## What to do
Please return the full listing below without altering anything.

Dataset excerpt
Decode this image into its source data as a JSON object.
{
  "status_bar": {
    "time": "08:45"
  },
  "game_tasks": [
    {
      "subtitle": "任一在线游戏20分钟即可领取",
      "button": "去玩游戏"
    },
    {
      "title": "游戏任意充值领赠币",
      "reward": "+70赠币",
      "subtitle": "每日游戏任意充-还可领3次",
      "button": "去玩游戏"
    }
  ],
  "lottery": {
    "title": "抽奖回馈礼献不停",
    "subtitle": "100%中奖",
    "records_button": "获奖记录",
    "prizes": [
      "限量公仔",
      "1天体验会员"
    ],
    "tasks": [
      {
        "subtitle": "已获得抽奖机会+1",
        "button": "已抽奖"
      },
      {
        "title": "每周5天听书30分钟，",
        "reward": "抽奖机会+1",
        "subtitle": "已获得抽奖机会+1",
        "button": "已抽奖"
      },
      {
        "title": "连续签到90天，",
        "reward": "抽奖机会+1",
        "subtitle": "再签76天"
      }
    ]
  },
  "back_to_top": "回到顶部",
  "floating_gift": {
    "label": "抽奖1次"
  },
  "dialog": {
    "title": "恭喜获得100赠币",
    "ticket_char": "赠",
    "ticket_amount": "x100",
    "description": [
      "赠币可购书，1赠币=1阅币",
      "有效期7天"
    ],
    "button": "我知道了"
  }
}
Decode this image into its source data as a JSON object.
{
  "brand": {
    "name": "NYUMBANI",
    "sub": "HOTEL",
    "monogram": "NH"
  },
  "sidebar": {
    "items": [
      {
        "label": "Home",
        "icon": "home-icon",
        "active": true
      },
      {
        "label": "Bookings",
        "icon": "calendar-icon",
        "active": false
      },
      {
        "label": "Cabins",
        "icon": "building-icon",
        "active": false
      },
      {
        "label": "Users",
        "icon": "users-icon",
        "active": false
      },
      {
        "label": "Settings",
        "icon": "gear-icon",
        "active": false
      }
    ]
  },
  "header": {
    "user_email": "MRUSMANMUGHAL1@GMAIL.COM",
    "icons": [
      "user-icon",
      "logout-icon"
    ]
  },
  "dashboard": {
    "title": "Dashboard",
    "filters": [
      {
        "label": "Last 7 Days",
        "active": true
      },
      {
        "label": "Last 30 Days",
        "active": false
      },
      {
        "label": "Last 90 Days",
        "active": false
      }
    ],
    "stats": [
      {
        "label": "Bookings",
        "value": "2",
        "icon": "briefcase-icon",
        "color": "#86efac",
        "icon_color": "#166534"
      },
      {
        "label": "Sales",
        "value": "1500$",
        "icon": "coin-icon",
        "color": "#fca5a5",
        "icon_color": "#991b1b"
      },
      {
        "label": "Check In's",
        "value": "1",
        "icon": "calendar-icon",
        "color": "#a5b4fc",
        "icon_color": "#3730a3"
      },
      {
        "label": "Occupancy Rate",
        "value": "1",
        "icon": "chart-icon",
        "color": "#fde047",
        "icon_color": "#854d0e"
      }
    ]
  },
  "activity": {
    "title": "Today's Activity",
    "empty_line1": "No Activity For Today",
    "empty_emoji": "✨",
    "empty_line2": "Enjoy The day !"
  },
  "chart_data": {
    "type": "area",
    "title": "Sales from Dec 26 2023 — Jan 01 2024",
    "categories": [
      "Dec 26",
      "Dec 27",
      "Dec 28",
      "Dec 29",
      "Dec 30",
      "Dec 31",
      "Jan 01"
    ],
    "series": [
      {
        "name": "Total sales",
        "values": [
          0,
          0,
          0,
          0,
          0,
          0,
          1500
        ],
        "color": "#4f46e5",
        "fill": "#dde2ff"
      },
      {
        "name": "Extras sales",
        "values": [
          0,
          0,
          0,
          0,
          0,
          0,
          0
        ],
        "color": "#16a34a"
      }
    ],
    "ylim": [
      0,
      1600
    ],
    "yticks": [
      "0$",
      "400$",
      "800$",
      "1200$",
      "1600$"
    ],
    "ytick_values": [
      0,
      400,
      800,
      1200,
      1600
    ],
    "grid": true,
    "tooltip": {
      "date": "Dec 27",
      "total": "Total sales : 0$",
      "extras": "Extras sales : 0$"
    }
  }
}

## Final result
Decode this image into its source data as a JSON object.
{
  "status_bar": {
    "time": "08:45"
  },
  "game_tasks": [
    {
      "subtitle": "任一在线游戏20分钟即可领取",
      "button": "去玩游戏"
    },
    {
      "title": "游戏任意充值领赠币",
      "reward": "+70赠币",
      "subtitle": "每日游戏任意充-还可领3次",
      "button": "去玩游戏"
    }
  ],
  "lottery": {
    "title": "抽奖回馈礼献不停",
    "subtitle": "100%中奖",
    "records_button": "获奖记录",
    "prizes": [
      "限量公仔",
      "1天体验会员"
    ],
    "tasks": [
      {
        "subtitle": "已获得抽奖机会+1",
        "button": "已抽奖"
      },
      {
        "title": "每周5天听书30分钟，",
        "reward": "抽奖机会+1",
        "subtitle": "已获得抽奖机会+1",
        "button": "已抽奖"
      },
      {
        "title": "连续签到90天，",
        "reward": "抽奖机会+1",
        "subtitle": "再签76天"
      }
    ]
  },
  "back_to_top": "回到顶部",
  "floating_gift": {
    "label": "抽奖1次"
  },
  "dialog": {
    "title": "恭喜获得100赠币",
    "ticket_char": "赠",
    "ticket_amount": "x100",
    "description": [
      "赠币可购书，1赠币=1阅币",
      "有效期7天"
    ],
    "button": "我知道了"
  }
}
Decode this image into its source data as a JSON object.
{
  "brand": {
    "name": "NYUMBANI",
    "sub": "HOTEL",
    "monogram": "NH"
  },
  "sidebar": {
    "items": [
      {
        "label": "Home",
        "icon": "home-icon",
        "active": true
      },
      {
        "label": "Bookings",
        "icon": "calendar-icon",
        "active": false
      },
      {
        "label": "Cabins",
        "icon": "building-icon",
        "active": false
      },
      {
        "label": "Users",
        "icon": "users-icon",
        "active": false
      },
      {
        "label": "Settings",
        "icon": "gear-icon",
        "active": false
      }
    ]
  },
  "header": {
    "user_email": "MRUSMANMUGHAL1@GMAIL.COM",
    "icons": [
      "user-icon",
      "logout-icon"
    ]
  },
  "dashboard": {
    "title": "Dashboard",
    "filters": [
      {
        "label": "Last 7 Days",
        "active": true
      },
      {
        "label": "Last 30 Days",
        "active": false
      },
      {
        "label": "Last 90 Days",
        "active": false
      }
    ],
    "stats": [
      {
        "label": "Bookings",
        "value": "2",
        "icon": "briefcase-icon",
        "color": "#86efac",
        "icon_color": "#166534"
      },
      {
        "label": "Sales",
        "value": "1500$",
        "icon": "coin-icon",
        "color": "#fca5a5",
        "icon_color": "#991b1b"
      },
      {
        "label": "Check In's",
        "value": "1",
        "icon": "calendar-icon",
        "color": "#a5b4fc",
        "icon_color": "#3730a3"
      },
      {
        "label": "Occupancy Rate",
        "value": "1",
        "icon": "chart-icon",
        "color": "#fde047",
        "icon_color": "#854d0e"
      }
    ]
  },
  "activity": {
    "title": "Today's Activity",
    "empty_line1": "No Activity For Today",
    "empty_emoji": "✨",
    "empty_line2": "Enjoy The day !"
  },
  "chart_data": {
    "type": "area",
    "title": "Sales from Dec 26 2023 — Jan 01 2024",
    "categories": [
      "Dec 26",
      "Dec 27",
      "Dec 28",
      "Dec 29",
      "Dec 30",
      "Dec 31",
      "Jan 01"
    ],
    "series": [
      {
        "name": "Total sales",
        "values": [
          0,
          0,
          0,
          0,
          0,
          0,
          1500
        ],
        "color": "#4f46e5",
        "fill": "#dde2ff"
      },
      {
        "name": "Extras sales",
        "values": [
          0,
          0,
          0,
          0,
          0,
          0,
          0
        ],
        "color": "#16a34a"
      }
    ],
    "ylim": [
      0,
      1600
    ],
    "yticks": [
      "0$",
      "400$",
      "800$",
      "1200$",
      "1600$"
    ],
    "ytick_values": [
      0,
      400,
      800,
      1200,
      1600
    ],
    "grid": true,
    "tooltip": {
      "date": "Dec 27",
      "total": "Total sales : 0$",
      "extras": "Extras sales : 0$"
    }
  }
}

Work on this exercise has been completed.